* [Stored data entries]

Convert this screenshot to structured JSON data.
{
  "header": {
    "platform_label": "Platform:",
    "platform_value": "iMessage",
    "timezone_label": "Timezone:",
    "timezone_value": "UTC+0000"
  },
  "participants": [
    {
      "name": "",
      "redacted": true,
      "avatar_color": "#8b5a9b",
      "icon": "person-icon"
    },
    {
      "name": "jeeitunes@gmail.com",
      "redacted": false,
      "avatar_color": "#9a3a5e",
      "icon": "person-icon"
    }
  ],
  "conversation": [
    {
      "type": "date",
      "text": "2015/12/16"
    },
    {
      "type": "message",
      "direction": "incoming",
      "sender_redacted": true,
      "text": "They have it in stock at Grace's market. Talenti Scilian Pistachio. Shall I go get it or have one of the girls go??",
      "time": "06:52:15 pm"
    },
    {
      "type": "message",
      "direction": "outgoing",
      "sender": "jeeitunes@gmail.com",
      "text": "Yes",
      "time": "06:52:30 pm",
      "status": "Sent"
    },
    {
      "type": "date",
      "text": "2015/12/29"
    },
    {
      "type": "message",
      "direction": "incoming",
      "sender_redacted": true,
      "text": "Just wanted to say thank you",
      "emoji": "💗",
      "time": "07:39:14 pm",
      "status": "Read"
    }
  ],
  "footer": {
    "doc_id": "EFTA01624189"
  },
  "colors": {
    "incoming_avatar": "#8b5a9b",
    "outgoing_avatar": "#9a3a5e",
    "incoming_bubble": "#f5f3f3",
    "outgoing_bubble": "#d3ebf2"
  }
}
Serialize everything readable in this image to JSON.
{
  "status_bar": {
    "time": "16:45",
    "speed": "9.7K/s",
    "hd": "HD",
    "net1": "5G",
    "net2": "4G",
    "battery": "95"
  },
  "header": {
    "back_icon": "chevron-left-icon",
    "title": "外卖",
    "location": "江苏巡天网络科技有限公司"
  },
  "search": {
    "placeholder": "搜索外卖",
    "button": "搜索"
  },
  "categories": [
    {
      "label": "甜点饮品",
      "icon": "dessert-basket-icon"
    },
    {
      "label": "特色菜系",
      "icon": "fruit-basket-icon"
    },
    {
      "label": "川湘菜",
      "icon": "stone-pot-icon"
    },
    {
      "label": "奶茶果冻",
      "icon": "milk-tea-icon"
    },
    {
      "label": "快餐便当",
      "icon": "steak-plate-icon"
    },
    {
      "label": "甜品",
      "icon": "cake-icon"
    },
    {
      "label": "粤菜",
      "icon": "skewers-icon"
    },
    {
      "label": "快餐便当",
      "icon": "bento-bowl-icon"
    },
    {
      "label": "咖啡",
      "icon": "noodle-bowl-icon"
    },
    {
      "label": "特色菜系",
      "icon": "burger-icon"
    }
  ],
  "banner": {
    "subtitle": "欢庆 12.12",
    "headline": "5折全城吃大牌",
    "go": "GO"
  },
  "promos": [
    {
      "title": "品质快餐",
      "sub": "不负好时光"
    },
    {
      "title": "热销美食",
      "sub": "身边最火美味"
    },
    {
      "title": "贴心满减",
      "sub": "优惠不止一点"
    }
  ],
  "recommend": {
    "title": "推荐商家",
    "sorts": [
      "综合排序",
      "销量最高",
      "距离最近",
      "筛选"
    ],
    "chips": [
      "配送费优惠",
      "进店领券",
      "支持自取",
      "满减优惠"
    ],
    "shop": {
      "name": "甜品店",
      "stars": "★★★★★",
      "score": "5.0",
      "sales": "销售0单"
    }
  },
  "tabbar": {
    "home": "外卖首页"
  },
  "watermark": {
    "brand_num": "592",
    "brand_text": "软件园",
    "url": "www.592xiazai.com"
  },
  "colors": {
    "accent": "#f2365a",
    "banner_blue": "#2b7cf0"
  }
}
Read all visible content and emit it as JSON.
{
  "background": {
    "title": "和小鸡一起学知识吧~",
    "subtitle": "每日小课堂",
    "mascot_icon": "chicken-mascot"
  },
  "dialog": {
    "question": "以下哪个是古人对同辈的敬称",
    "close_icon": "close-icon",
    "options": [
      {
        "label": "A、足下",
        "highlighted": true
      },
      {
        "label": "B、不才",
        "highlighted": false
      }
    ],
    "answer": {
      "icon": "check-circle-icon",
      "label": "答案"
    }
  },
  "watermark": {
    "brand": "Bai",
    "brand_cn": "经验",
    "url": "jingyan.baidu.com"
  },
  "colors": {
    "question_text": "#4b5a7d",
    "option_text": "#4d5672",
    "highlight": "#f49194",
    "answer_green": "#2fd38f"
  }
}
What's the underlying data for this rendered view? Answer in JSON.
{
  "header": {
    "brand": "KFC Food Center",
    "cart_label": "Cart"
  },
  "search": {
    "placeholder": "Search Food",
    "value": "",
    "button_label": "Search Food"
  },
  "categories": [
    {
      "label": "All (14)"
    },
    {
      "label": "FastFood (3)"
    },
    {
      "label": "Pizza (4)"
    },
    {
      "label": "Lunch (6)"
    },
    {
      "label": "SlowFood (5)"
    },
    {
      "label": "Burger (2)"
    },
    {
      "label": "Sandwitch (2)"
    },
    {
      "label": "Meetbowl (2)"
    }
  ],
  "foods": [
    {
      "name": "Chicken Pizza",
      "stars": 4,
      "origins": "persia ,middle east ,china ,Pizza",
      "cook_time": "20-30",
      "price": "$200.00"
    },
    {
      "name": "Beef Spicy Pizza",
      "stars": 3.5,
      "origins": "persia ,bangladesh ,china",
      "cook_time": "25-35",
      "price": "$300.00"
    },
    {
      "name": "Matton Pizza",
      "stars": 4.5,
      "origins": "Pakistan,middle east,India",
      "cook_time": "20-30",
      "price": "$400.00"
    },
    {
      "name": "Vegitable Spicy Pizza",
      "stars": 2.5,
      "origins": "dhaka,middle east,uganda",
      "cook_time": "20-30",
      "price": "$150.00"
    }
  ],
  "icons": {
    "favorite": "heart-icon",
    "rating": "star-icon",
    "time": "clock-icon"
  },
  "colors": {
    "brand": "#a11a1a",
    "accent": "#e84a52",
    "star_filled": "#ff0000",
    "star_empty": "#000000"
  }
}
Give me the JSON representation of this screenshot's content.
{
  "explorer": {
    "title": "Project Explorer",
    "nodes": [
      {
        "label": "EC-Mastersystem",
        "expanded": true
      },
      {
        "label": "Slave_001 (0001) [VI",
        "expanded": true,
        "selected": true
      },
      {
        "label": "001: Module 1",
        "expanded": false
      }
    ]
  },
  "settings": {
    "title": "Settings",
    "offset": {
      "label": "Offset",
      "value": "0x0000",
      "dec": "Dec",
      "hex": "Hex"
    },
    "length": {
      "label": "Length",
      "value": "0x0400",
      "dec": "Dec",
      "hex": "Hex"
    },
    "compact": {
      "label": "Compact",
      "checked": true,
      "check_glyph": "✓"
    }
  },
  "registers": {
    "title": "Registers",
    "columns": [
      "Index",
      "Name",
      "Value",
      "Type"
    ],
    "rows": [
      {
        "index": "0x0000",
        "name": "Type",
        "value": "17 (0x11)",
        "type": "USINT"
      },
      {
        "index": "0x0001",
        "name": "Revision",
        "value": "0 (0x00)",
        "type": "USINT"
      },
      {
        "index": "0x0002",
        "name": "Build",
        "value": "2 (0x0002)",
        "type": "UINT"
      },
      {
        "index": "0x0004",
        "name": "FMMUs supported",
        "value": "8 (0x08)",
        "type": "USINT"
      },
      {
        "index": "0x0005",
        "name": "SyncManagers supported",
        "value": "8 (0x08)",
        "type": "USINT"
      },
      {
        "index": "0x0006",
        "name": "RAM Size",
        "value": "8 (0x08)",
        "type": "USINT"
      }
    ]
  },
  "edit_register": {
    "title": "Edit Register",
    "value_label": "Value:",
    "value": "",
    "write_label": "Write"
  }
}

* [What to work on]
Copy down every line of the entries containing the word "basket".

* [Response to the exercise]
      "icon": "dessert-basket-icon"
      "icon": "fruit-basket-icon"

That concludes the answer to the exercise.